### Required work
Using the listing below, copy every line that mentions "медицинскую".
## START Recorded information
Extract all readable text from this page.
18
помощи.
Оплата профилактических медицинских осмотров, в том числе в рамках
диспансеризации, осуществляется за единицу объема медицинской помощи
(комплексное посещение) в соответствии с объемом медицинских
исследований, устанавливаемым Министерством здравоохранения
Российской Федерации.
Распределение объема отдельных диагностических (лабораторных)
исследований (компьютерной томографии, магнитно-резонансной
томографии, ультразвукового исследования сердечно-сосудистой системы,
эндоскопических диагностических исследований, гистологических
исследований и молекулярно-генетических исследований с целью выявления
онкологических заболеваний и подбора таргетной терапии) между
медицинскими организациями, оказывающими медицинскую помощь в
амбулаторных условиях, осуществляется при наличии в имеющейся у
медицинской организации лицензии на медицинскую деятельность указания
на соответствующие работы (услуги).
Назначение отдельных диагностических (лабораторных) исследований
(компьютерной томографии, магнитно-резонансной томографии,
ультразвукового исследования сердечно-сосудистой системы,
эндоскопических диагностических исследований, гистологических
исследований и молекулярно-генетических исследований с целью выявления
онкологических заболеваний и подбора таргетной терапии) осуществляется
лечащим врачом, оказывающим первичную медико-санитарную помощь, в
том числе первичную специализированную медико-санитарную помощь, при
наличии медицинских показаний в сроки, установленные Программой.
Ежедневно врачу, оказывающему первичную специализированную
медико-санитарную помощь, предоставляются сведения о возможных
## END Recorded information
### Complete answer
медицинскими организациями, оказывающими медицинскую помощь в
медицинской организации лицензии на медицинскую деятельность указания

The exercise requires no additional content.